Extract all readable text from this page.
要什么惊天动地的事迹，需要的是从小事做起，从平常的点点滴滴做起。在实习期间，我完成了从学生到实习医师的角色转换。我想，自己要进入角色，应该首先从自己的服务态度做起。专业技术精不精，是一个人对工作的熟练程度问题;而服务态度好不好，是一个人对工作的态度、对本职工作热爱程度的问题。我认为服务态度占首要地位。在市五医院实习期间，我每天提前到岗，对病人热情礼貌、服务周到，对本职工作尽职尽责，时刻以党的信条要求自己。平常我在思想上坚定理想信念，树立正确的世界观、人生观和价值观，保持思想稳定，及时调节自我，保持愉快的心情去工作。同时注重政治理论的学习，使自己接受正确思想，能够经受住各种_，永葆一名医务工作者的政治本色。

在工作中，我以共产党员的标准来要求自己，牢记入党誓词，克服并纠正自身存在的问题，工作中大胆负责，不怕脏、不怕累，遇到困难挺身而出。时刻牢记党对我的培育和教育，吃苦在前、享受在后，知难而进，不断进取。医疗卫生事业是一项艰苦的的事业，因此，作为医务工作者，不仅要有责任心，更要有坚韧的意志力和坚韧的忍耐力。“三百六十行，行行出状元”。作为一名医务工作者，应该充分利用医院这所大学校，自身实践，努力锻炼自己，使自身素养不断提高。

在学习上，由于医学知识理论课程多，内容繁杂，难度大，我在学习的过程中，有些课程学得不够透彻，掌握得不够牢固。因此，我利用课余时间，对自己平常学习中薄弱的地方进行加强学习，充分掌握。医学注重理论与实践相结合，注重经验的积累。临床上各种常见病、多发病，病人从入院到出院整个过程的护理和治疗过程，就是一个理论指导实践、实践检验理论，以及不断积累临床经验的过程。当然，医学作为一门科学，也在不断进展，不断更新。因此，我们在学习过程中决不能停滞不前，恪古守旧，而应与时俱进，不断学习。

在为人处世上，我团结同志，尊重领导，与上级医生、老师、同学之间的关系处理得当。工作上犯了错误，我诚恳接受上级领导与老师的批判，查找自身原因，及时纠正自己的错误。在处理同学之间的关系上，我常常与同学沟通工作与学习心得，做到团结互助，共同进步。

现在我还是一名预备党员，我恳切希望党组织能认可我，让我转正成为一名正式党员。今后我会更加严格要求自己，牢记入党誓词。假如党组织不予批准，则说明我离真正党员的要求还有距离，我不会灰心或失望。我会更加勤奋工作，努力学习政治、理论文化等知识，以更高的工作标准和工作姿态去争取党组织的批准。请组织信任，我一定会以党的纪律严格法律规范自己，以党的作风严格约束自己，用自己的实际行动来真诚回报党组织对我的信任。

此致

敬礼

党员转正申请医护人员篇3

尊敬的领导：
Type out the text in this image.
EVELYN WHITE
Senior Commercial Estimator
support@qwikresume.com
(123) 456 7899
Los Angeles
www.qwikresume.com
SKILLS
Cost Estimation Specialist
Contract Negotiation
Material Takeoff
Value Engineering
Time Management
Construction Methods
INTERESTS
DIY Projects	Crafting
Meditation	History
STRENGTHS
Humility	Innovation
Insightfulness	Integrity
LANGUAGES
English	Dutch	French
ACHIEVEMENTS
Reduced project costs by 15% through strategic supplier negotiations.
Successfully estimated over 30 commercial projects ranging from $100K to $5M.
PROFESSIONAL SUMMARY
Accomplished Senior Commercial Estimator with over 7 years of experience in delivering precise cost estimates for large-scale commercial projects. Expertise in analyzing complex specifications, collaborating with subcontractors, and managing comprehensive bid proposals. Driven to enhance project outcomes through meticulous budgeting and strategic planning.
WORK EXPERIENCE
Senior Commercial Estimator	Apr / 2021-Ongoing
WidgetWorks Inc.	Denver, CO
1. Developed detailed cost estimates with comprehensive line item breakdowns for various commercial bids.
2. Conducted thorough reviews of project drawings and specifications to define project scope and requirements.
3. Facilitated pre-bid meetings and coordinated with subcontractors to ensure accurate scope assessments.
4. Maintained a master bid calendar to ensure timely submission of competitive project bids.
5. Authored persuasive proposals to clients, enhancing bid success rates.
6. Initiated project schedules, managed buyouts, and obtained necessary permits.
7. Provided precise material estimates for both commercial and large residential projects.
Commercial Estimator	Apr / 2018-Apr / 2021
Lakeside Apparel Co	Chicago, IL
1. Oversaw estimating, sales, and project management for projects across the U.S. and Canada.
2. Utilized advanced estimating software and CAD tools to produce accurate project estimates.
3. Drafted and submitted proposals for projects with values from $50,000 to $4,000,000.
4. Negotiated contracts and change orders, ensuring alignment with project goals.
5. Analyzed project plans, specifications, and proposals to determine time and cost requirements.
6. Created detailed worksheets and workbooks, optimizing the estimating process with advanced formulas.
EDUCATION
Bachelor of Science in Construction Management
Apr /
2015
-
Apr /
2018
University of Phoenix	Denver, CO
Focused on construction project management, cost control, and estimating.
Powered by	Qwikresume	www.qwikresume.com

····················

Task details =>
In this exercise, repeat all entries exactly.

Expected answer =>
Extract all readable text from this page.
要什么惊天动地的事迹，需要的是从小事做起，从平常的点点滴滴做起。在实习期间，我完成了从学生到实习医师的角色转换。我想，自己要进入角色，应该首先从自己的服务态度做起。专业技术精不精，是一个人对工作的熟练程度问题;而服务态度好不好，是一个人对工作的态度、对本职工作热爱程度的问题。我认为服务态度占首要地位。在市五医院实习期间，我每天提前到岗，对病人热情礼貌、服务周到，对本职工作尽职尽责，时刻以党的信条要求自己。平常我在思想上坚定理想信念，树立正确的世界观、人生观和价值观，保持思想稳定，及时调节自我，保持愉快的心情去工作。同时注重政治理论的学习，使自己接受正确思想，能够经受住各种_，永葆一名医务工作者的政治本色。

在工作中，我以共产党员的标准来要求自己，牢记入党誓词，克服并纠正自身存在的问题，工作中大胆负责，不怕脏、不怕累，遇到困难挺身而出。时刻牢记党对我的培育和教育，吃苦在前、享受在后，知难而进，不断进取。医疗卫生事业是一项艰苦的的事业，因此，作为医务工作者，不仅要有责任心，更要有坚韧的意志力和坚韧的忍耐力。“三百六十行，行行出状元”。作为一名医务工作者，应该充分利用医院这所大学校，自身实践，努力锻炼自己，使自身素养不断提高。

在学习上，由于医学知识理论课程多，内容繁杂，难度大，我在学习的过程中，有些课程学得不够透彻，掌握得不够牢固。因此，我利用课余时间，对自己平常学习中薄弱的地方进行加强学习，充分掌握。医学注重理论与实践相结合，注重经验的积累。临床上各种常见病、多发病，病人从入院到出院整个过程的护理和治疗过程，就是一个理论指导实践、实践检验理论，以及不断积累临床经验的过程。当然，医学作为一门科学，也在不断进展，不断更新。因此，我们在学习过程中决不能停滞不前，恪古守旧，而应与时俱进，不断学习。

在为人处世上，我团结同志，尊重领导，与上级医生、老师、同学之间的关系处理得当。工作上犯了错误，我诚恳接受上级领导与老师的批判，查找自身原因，及时纠正自己的错误。在处理同学之间的关系上，我常常与同学沟通工作与学习心得，做到团结互助，共同进步。

现在我还是一名预备党员，我恳切希望党组织能认可我，让我转正成为一名正式党员。今后我会更加严格要求自己，牢记入党誓词。假如党组织不予批准，则说明我离真正党员的要求还有距离，我不会灰心或失望。我会更加勤奋工作，努力学习政治、理论文化等知识，以更高的工作标准和工作姿态去争取党组织的批准。请组织信任，我一定会以党的纪律严格法律规范自己，以党的作风严格约束自己，用自己的实际行动来真诚回报党组织对我的信任。

此致

敬礼

党员转正申请医护人员篇3

尊敬的领导：
Type out the text in this image.
EVELYN WHITE
Senior Commercial Estimator
support@qwikresume.com
(123) 456 7899
Los Angeles
www.qwikresume.com
SKILLS
Cost Estimation Specialist
Contract Negotiation
Material Takeoff
Value Engineering
Time Management
Construction Methods
INTERESTS
DIY Projects	Crafting
Meditation	History
STRENGTHS
Humility	Innovation
Insightfulness	Integrity
LANGUAGES
English	Dutch	French
ACHIEVEMENTS
Reduced project costs by 15% through strategic supplier negotiations.
Successfully estimated over 30 commercial projects ranging from $100K to $5M.
PROFESSIONAL SUMMARY
Accomplished Senior Commercial Estimator with over 7 years of experience in delivering precise cost estimates for large-scale commercial projects. Expertise in analyzing complex specifications, collaborating with subcontractors, and managing comprehensive bid proposals. Driven to enhance project outcomes through meticulous budgeting and strategic planning.
WORK EXPERIENCE
Senior Commercial Estimator	Apr / 2021-Ongoing
WidgetWorks Inc.	Denver, CO
1. Developed detailed cost estimates with comprehensive line item breakdowns for various commercial bids.
2. Conducted thorough reviews of project drawings and specifications to define project scope and requirements.
3. Facilitated pre-bid meetings and coordinated with subcontractors to ensure accurate scope assessments.
4. Maintained a master bid calendar to ensure timely submission of competitive project bids.
5. Authored persuasive proposals to clients, enhancing bid success rates.
6. Initiated project schedules, managed buyouts, and obtained necessary permits.
7. Provided precise material estimates for both commercial and large residential projects.
Commercial Estimator	Apr / 2018-Apr / 2021
Lakeside Apparel Co	Chicago, IL
1. Oversaw estimating, sales, and project management for projects across the U.S. and Canada.
2. Utilized advanced estimating software and CAD tools to produce accurate project estimates.
3. Drafted and submitted proposals for projects with values from $50,000 to $4,000,000.
4. Negotiated contracts and change orders, ensuring alignment with project goals.
5. Analyzed project plans, specifications, and proposals to determine time and cost requirements.
6. Created detailed worksheets and workbooks, optimizing the estimating process with advanced formulas.
EDUCATION
Bachelor of Science in Construction Management
Apr /
2015
-
Apr /
2018
University of Phoenix	Denver, CO
Focused on construction project management, cost control, and estimating.
Powered by	Qwikresume	www.qwikresume.com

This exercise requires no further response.